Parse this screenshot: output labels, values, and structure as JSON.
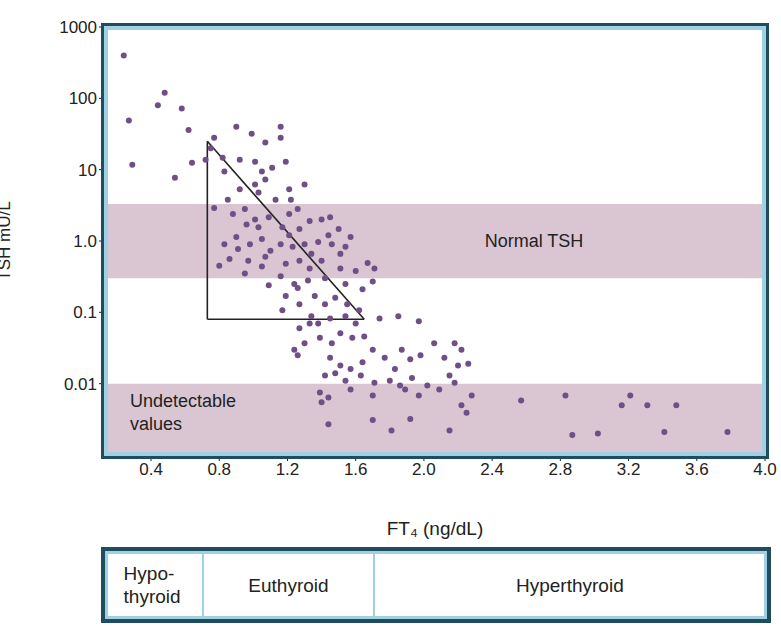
{
  "chart_data": {
    "type": "scatter",
    "x_label": "FT₄ (ng/dL)",
    "y_label": "TSH mU/L",
    "log": "y",
    "grid": false,
    "marker": "circle",
    "color": "#6f4f86",
    "xlim": [
      0.13,
      4.0
    ],
    "ylim": [
      0.001,
      1000
    ],
    "xticks": [
      0.4,
      0.8,
      1.2,
      1.6,
      {
        "value": 2.0,
        "label": "2.0"
      },
      2.4,
      2.8,
      3.2,
      3.6,
      {
        "value": 4.0,
        "label": "4.0"
      }
    ],
    "yticks": [
      0.01,
      0.1,
      {
        "value": 1,
        "label": "1.0"
      },
      10,
      100,
      1000
    ],
    "x": [
      0.24,
      0.27,
      0.29,
      0.48,
      0.44,
      0.58,
      0.62,
      0.54,
      0.64,
      0.72,
      0.77,
      0.75,
      0.9,
      0.99,
      1.07,
      1.16,
      1.16,
      0.82,
      0.83,
      0.92,
      1.01,
      1.05,
      1.11,
      1.19,
      0.92,
      1.01,
      1.03,
      1.07,
      1.13,
      1.21,
      1.22,
      1.3,
      1.26,
      0.77,
      0.85,
      0.88,
      0.95,
      1.01,
      0.96,
      1.03,
      1.09,
      1.17,
      1.21,
      1.27,
      1.33,
      1.4,
      1.45,
      1.5,
      1.57,
      0.9,
      0.83,
      0.91,
      0.98,
      1.05,
      1.1,
      1.16,
      1.3,
      1.38,
      1.46,
      1.51,
      0.97,
      0.86,
      0.8,
      1.05,
      1.19,
      1.27,
      1.33,
      1.4,
      1.51,
      1.6,
      1.67,
      1.71,
      0.95,
      1.09,
      1.16,
      1.24,
      1.32,
      1.42,
      1.54,
      1.64,
      1.7,
      1.19,
      1.27,
      1.36,
      1.42,
      1.48,
      1.55,
      1.62,
      1.34,
      1.38,
      1.45,
      1.54,
      1.6,
      1.74,
      1.85,
      1.97,
      1.27,
      1.33,
      1.24,
      1.26,
      1.3,
      1.39,
      1.46,
      1.51,
      1.58,
      1.65,
      1.45,
      1.51,
      1.57,
      1.64,
      1.7,
      1.77,
      1.83,
      1.87,
      1.92,
      1.98,
      2.06,
      2.12,
      2.2,
      2.22,
      1.42,
      1.48,
      1.54,
      1.63,
      1.71,
      1.8,
      1.86,
      1.93,
      2.02,
      2.09,
      2.18,
      1.39,
      1.44,
      1.4,
      1.57,
      1.7,
      1.89,
      1.97,
      2.15,
      2.26,
      2.28,
      2.25,
      1.44,
      1.7,
      1.81,
      1.92,
      2.15,
      2.22,
      2.57,
      2.83,
      2.87,
      3.02,
      3.16,
      3.21,
      3.31,
      3.41,
      3.48,
      3.78,
      2.18,
      1.07,
      1.23,
      1.34,
      1.44,
      1.54,
      1.21,
      1.17,
      1.26
    ],
    "values": [
      400,
      49,
      11.7,
      120,
      80,
      72,
      36,
      7.7,
      12.5,
      13.8,
      28,
      20,
      40,
      32,
      24,
      40,
      28,
      14.7,
      9.4,
      13.8,
      12.9,
      9.4,
      10.6,
      12.9,
      5.3,
      6.2,
      4.8,
      7.3,
      3.8,
      5.3,
      3.8,
      6.2,
      2.8,
      2.9,
      3.8,
      2.4,
      2.8,
      2.0,
      1.7,
      1.56,
      2.15,
      1.56,
      1.2,
      1.47,
      1.9,
      2.0,
      2.15,
      1.47,
      1.14,
      1.14,
      0.9,
      0.77,
      0.9,
      1.07,
      0.73,
      0.9,
      0.9,
      0.97,
      0.9,
      0.66,
      0.53,
      0.56,
      0.45,
      0.44,
      0.48,
      0.53,
      0.41,
      0.53,
      0.41,
      0.38,
      0.49,
      0.41,
      0.35,
      0.24,
      0.32,
      0.25,
      0.28,
      0.3,
      0.25,
      0.21,
      0.27,
      0.17,
      0.13,
      0.17,
      0.13,
      0.16,
      0.13,
      0.107,
      0.088,
      0.07,
      0.082,
      0.088,
      0.07,
      0.082,
      0.088,
      0.075,
      0.06,
      0.07,
      0.03,
      0.025,
      0.037,
      0.044,
      0.037,
      0.051,
      0.044,
      0.046,
      0.023,
      0.018,
      0.016,
      0.02,
      0.03,
      0.023,
      0.016,
      0.03,
      0.022,
      0.025,
      0.037,
      0.023,
      0.018,
      0.03,
      0.013,
      0.014,
      0.011,
      0.013,
      0.0103,
      0.011,
      0.0094,
      0.012,
      0.0094,
      0.0083,
      0.0103,
      0.0075,
      0.0064,
      0.0055,
      0.0083,
      0.0068,
      0.0083,
      0.0068,
      0.013,
      0.019,
      0.0068,
      0.0039,
      0.0027,
      0.0031,
      0.0022,
      0.0032,
      0.0022,
      0.005,
      0.0058,
      0.0068,
      0.0019,
      0.002,
      0.005,
      0.0068,
      0.005,
      0.0021,
      0.005,
      0.0021,
      0.037,
      0.6,
      0.83,
      0.66,
      1.2,
      0.83,
      2.4,
      0.107,
      0.22
    ],
    "bands": [
      {
        "label": "Normal TSH",
        "range": [
          0.3,
          3.3
        ]
      },
      {
        "label": "Undetectable values",
        "range": [
          0.001,
          0.01
        ]
      }
    ],
    "triangle": [
      [
        0.73,
        25
      ],
      [
        0.73,
        0.08
      ],
      [
        1.65,
        0.08
      ]
    ],
    "status_ranges": [
      {
        "label": "Hypo-thyroid",
        "range": [
          0.13,
          0.7
        ]
      },
      {
        "label": "Euthyroid",
        "range": [
          0.7,
          1.7
        ]
      },
      {
        "label": "Hyperthyroid",
        "range": [
          1.7,
          4.0
        ]
      }
    ]
  }
}
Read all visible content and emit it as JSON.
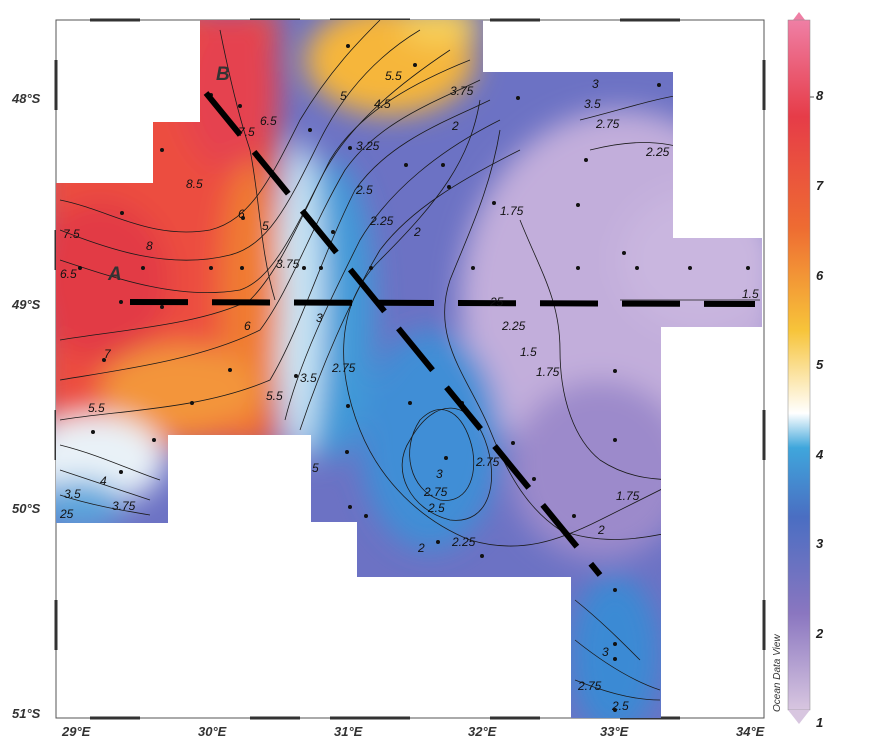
{
  "map": {
    "lon_labels": [
      "29°E",
      "30°E",
      "31°E",
      "32°E",
      "33°E",
      "34°E"
    ],
    "lat_labels": [
      "48°S",
      "49°S",
      "50°S",
      "51°S"
    ],
    "point_labels": {
      "a": "A",
      "b": "B"
    },
    "contour_labels": [
      "5.5",
      "3.75",
      "4.5",
      "3.5",
      "3",
      "2.75",
      "3.25",
      "2.25",
      "2",
      "1.75",
      "8.5",
      "7.5",
      "6.5",
      "5",
      "6",
      "8",
      "7",
      "4",
      "2.5",
      "1.5",
      "25"
    ],
    "watermark": "Ocean Data View"
  },
  "colorbar": {
    "tick_labels": [
      "1",
      "2",
      "3",
      "4",
      "5",
      "6",
      "7",
      "8"
    ],
    "min": 1,
    "max": 8,
    "colors": [
      "#d8c6e0",
      "#8a76c0",
      "#4a6ec2",
      "#3fa6dc",
      "#ffffff",
      "#f7c43a",
      "#ee6b32",
      "#e63c48",
      "#ef7fa5"
    ]
  }
}
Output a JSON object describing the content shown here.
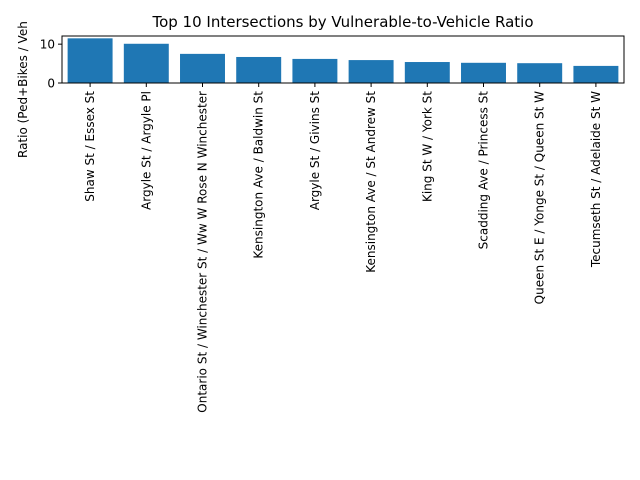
{
  "chart_data": {
    "type": "bar",
    "title": "Top 10 Intersections by Vulnerable-to-Vehicle Ratio",
    "xlabel": "",
    "ylabel": "Ratio (Ped+Bikes / Veh",
    "ylim": [
      0,
      12.1
    ],
    "yticks": [
      0,
      10
    ],
    "grid": false,
    "bar_color": "#1f77b4",
    "categories": [
      "Shaw St / Essex St",
      "Argyle St / Argyle Pl",
      "Ontario St / Winchester St / Ww W Rose N Winchester",
      "Kensington Ave / Baldwin St",
      "Argyle St / Givins St",
      "Kensington Ave / St Andrew St",
      "King St W / York St",
      "Scadding Ave / Princess St",
      "Queen St E / Yonge St / Queen St W",
      "Tecumseth St / Adelaide St W"
    ],
    "values": [
      11.5,
      10.1,
      7.5,
      6.7,
      6.2,
      5.9,
      5.4,
      5.2,
      5.1,
      4.4
    ]
  }
}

• **Work instructions**
Only the lines from the one containing "Output a JSON" through the end of the listing are to be quoted, exactly and with both ends included; pictures are left out.

• **The solution**
Output a JSON object describing the content shown here.
{
  "chart_data": {
    "type": "bar",
    "title": "Top 10 Intersections by Vulnerable-to-Vehicle Ratio",
    "xlabel": "",
    "ylabel": "Ratio (Ped+Bikes / Veh",
    "ylim": [
      0,
      12.1
    ],
    "yticks": [
      0,
      10
    ],
    "grid": false,
    "bar_color": "#1f77b4",
    "categories": [
      "Shaw St / Essex St",
      "Argyle St / Argyle Pl",
      "Ontario St / Winchester St / Ww W Rose N Winchester",
      "Kensington Ave / Baldwin St",
      "Argyle St / Givins St",
      "Kensington Ave / St Andrew St",
      "King St W / York St",
      "Scadding Ave / Princess St",
      "Queen St E / Yonge St / Queen St W",
      "Tecumseth St / Adelaide St W"
    ],
    "values": [
      11.5,
      10.1,
      7.5,
      6.7,
      6.2,
      5.9,
      5.4,
      5.2,
      5.1,
      4.4
    ]
  }
}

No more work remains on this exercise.